• [Aim of the task]: Which lines have the string "tierra"? Copy all of them from the entries below.
########
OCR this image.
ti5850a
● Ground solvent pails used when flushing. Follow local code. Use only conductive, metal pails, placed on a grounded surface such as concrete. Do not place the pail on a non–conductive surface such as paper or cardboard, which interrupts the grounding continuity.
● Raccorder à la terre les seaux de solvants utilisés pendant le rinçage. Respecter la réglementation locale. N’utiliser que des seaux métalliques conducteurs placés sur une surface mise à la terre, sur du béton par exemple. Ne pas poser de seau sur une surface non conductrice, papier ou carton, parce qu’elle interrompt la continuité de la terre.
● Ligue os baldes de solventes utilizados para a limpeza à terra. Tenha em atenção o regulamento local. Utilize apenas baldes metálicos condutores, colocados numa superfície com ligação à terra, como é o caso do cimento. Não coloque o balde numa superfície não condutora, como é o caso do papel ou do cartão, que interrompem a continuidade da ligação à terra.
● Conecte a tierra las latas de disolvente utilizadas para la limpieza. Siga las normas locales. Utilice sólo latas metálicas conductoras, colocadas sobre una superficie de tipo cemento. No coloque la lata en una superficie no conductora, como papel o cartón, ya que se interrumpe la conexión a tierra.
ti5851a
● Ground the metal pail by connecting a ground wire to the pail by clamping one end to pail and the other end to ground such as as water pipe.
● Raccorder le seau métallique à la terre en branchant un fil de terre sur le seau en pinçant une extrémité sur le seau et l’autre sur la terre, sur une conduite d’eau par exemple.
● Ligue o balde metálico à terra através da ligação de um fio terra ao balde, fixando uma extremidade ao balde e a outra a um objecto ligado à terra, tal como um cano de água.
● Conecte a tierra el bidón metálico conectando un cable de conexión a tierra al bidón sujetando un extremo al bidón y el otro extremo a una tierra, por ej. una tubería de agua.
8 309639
########
• [Answer in full]:
● Conecte a tierra las latas de disolvente utilizadas para la limpieza. Siga las normas locales. Utilice sólo latas metálicas conductoras, colocadas sobre una superficie de tipo cemento. No coloque la lata en una superficie no conductora, como papel o cartón, ya que se interrumpe la conexión a tierra.
● Conecte a tierra el bidón metálico conectando un cable de conexión a tierra al bidón sujetando un extremo al bidón y el otro extremo a una tierra, por ej. una tubería de agua.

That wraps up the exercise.